▶ _The problem_: Repeat the data that follows, word for word, without the images.

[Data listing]
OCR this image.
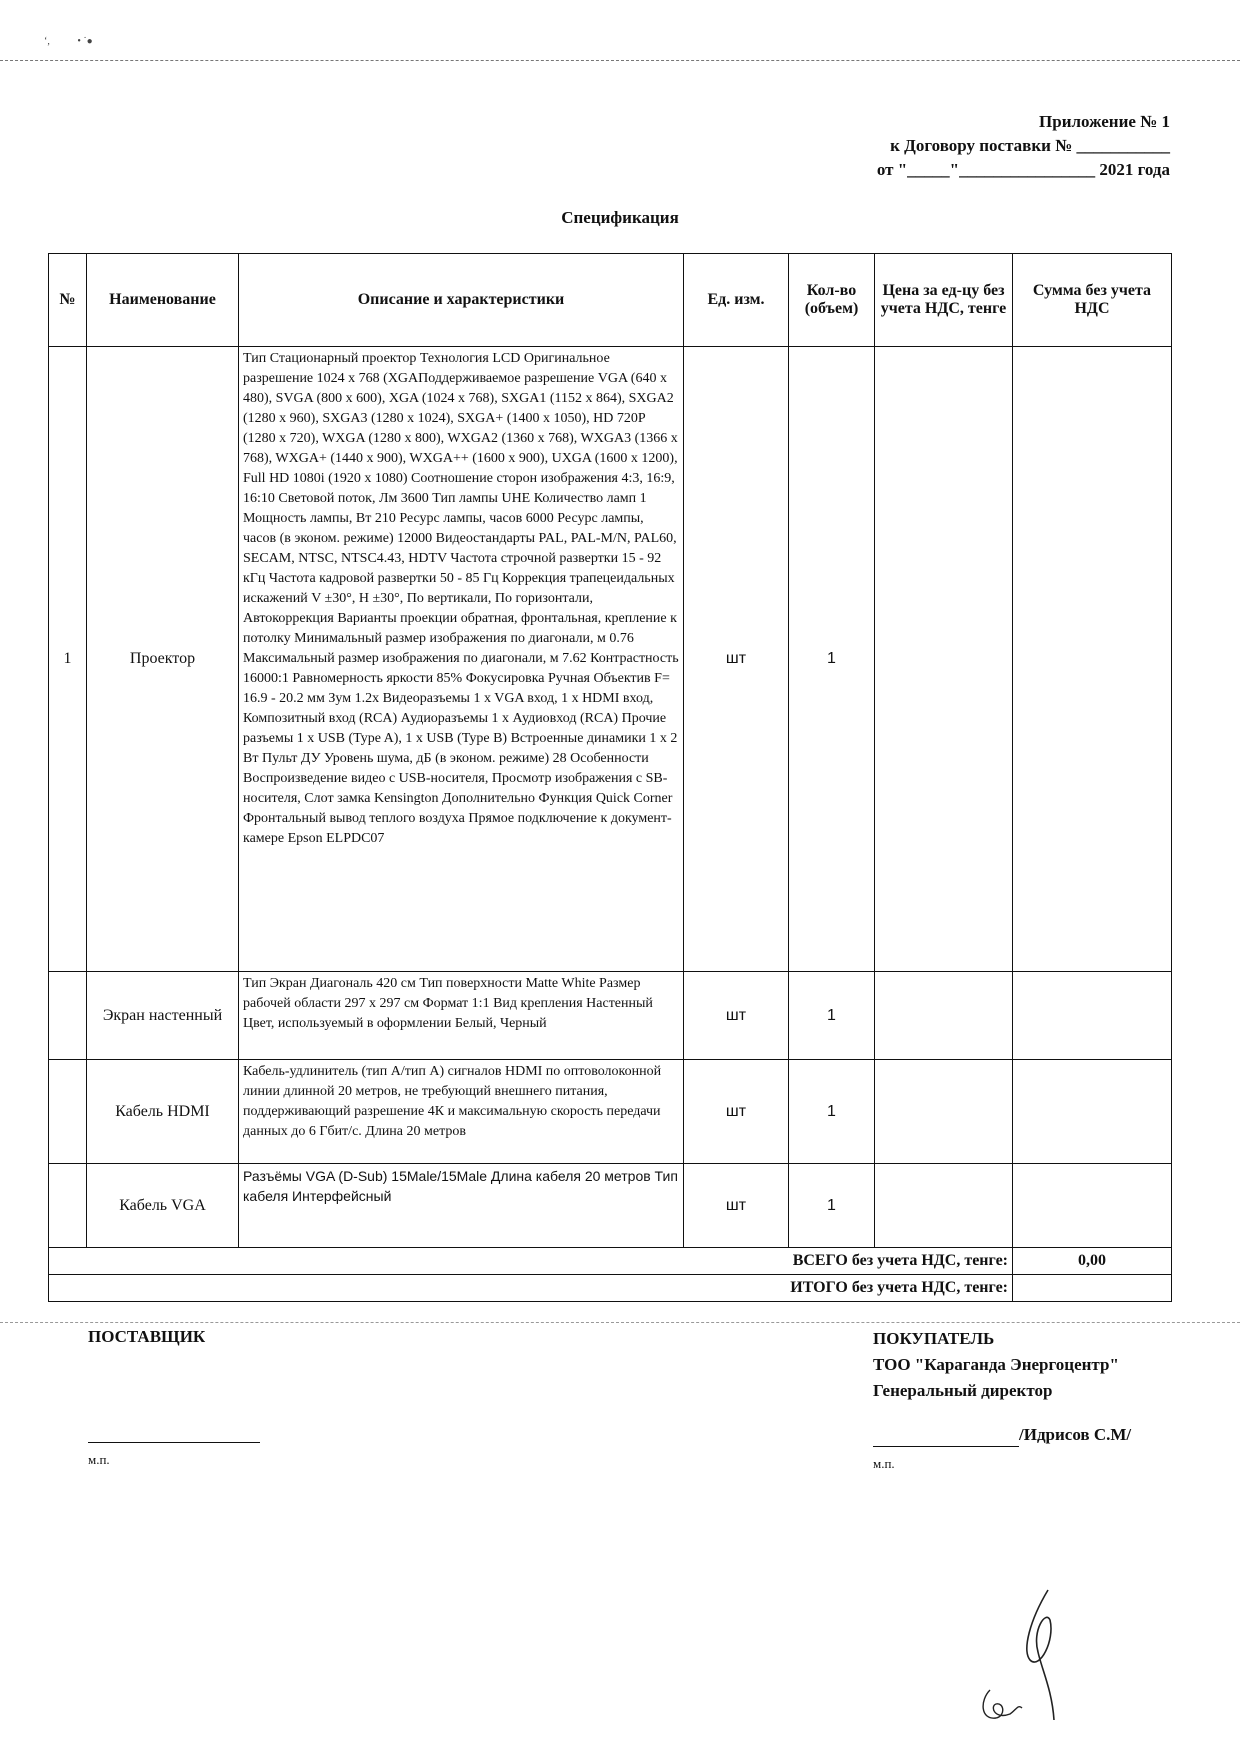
ʻ,           • ˙●
Приложение № 1
к Договору поставки № ___________
от "_____"________________ 2021 года
Спецификация
№	Наименование	Описание и характеристики	Ед. изм.	Кол-во (объем)	Цена за ед-цу без учета НДС, тенге	Сумма без учета НДС
1	Проектор	Тип Стационарный проектор Технология LCD Оригинальное разрешение 1024 x 768 (XGAПоддерживаемое разрешение VGA (640 x 480), SVGA (800 x 600), XGA (1024 x 768), SXGA1 (1152 x 864), SXGA2 (1280 x 960), SXGA3 (1280 x 1024), SXGA+ (1400 x 1050), HD 720P (1280 x 720), WXGA (1280 x 800), WXGA2 (1360 x 768), WXGA3 (1366 x 768), WXGA+ (1440 x 900), WXGA++ (1600 x 900), UXGA (1600 x 1200), Full HD 1080i (1920 x 1080) Соотношение сторон изображения 4:3, 16:9, 16:10 Световой поток, Лм 3600 Тип лампы UHE Количество ламп 1 Мощность лампы, Вт 210 Ресурс лампы, часов 6000 Ресурс лампы, часов (в эконом. режиме) 12000 Видеостандарты PAL, PAL-M/N, PAL60, SECAM, NTSC, NTSC4.43, HDTV Частота строчной развертки 15 - 92 кГц Частота кадровой развертки 50 - 85 Гц Коррекция трапецеидальных искажений V ±30°, H ±30°, По вертикали, По горизонтали, Автокоррекция Варианты проекции обратная, фронтальная, крепление к потолку Минимальный размер изображения по диагонали, м 0.76 Максимальный размер изображения по диагонали, м 7.62 Контрастность 16000:1 Равномерность яркости 85% Фокусировка Ручная Объектив F= 16.9 - 20.2 мм Зум 1.2x Видеоразъемы 1 x VGA вход, 1 x HDMI вход, Композитный вход (RCA) Аудиоразъемы 1 x Аудиовход (RCA) Прочие разъемы 1 x USB (Type A), 1 x USB (Type B) Встроенные динамики 1 x 2 Вт Пульт ДУ Уровень шума, дБ (в эконом. режиме) 28 Особенности Воспроизведение видео с USB-носителя, Просмотр изображения с SB-носителя, Слот замка Kensington Дополнительно Функция Quick Corner Фронтальный вывод теплого воздуха Прямое подключение к документ-камере Epson ELPDC07	шт	1		
	Экран настенный	Тип Экран Диагональ 420 см Тип поверхности Matte White Размер рабочей области 297 x 297 см Формат 1:1 Вид крепления Настенный Цвет, используемый в оформлении Белый, Черный	шт	1		
	Кабель HDMI	Кабель-удлинитель (тип А/тип А) сигналов HDMI по оптоволоконной линии длинной 20 метров, не требующий внешнего питания, поддерживающий разрешение 4К и максимальную скорость передачи данных до 6 Гбит/с. Длина 20 метров	шт	1		
	Кабель VGA	Разъёмы VGA (D-Sub) 15Male/15Male Длина кабеля 20 метров Тип кабеля Интерфейсный	шт	1		
ВСЕГО без учета НДС, тенге:						0,00
ИТОГО без учета НДС, тенге:						
ПОСТАВЩИК
м.п.
ПОКУПАТЕЛЬ
ТОО "Караганда Энергоцентр"
Генеральный директор
/Идрисов С.М/
м.п.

▶ _Complete answer_:
OCR this image.
ʻ,           • ˙●
Приложение № 1
к Договору поставки № ___________
от "_____"________________ 2021 года
Спецификация
№	Наименование	Описание и характеристики	Ед. изм.	Кол-во (объем)	Цена за ед-цу без учета НДС, тенге	Сумма без учета НДС
1	Проектор	Тип Стационарный проектор Технология LCD Оригинальное разрешение 1024 x 768 (XGAПоддерживаемое разрешение VGA (640 x 480), SVGA (800 x 600), XGA (1024 x 768), SXGA1 (1152 x 864), SXGA2 (1280 x 960), SXGA3 (1280 x 1024), SXGA+ (1400 x 1050), HD 720P (1280 x 720), WXGA (1280 x 800), WXGA2 (1360 x 768), WXGA3 (1366 x 768), WXGA+ (1440 x 900), WXGA++ (1600 x 900), UXGA (1600 x 1200), Full HD 1080i (1920 x 1080) Соотношение сторон изображения 4:3, 16:9, 16:10 Световой поток, Лм 3600 Тип лампы UHE Количество ламп 1 Мощность лампы, Вт 210 Ресурс лампы, часов 6000 Ресурс лампы, часов (в эконом. режиме) 12000 Видеостандарты PAL, PAL-M/N, PAL60, SECAM, NTSC, NTSC4.43, HDTV Частота строчной развертки 15 - 92 кГц Частота кадровой развертки 50 - 85 Гц Коррекция трапецеидальных искажений V ±30°, H ±30°, По вертикали, По горизонтали, Автокоррекция Варианты проекции обратная, фронтальная, крепление к потолку Минимальный размер изображения по диагонали, м 0.76 Максимальный размер изображения по диагонали, м 7.62 Контрастность 16000:1 Равномерность яркости 85% Фокусировка Ручная Объектив F= 16.9 - 20.2 мм Зум 1.2x Видеоразъемы 1 x VGA вход, 1 x HDMI вход, Композитный вход (RCA) Аудиоразъемы 1 x Аудиовход (RCA) Прочие разъемы 1 x USB (Type A), 1 x USB (Type B) Встроенные динамики 1 x 2 Вт Пульт ДУ Уровень шума, дБ (в эконом. режиме) 28 Особенности Воспроизведение видео с USB-носителя, Просмотр изображения с SB-носителя, Слот замка Kensington Дополнительно Функция Quick Corner Фронтальный вывод теплого воздуха Прямое подключение к документ-камере Epson ELPDC07	шт	1		
	Экран настенный	Тип Экран Диагональ 420 см Тип поверхности Matte White Размер рабочей области 297 x 297 см Формат 1:1 Вид крепления Настенный Цвет, используемый в оформлении Белый, Черный	шт	1		
	Кабель HDMI	Кабель-удлинитель (тип А/тип А) сигналов HDMI по оптоволоконной линии длинной 20 метров, не требующий внешнего питания, поддерживающий разрешение 4К и максимальную скорость передачи данных до 6 Гбит/с. Длина 20 метров	шт	1		
	Кабель VGA	Разъёмы VGA (D-Sub) 15Male/15Male Длина кабеля 20 метров Тип кабеля Интерфейсный	шт	1		
ВСЕГО без учета НДС, тенге:						0,00
ИТОГО без учета НДС, тенге:						
ПОСТАВЩИК
м.п.
ПОКУПАТЕЛЬ
ТОО "Караганда Энергоцентр"
Генеральный директор
/Идрисов С.М/
м.п.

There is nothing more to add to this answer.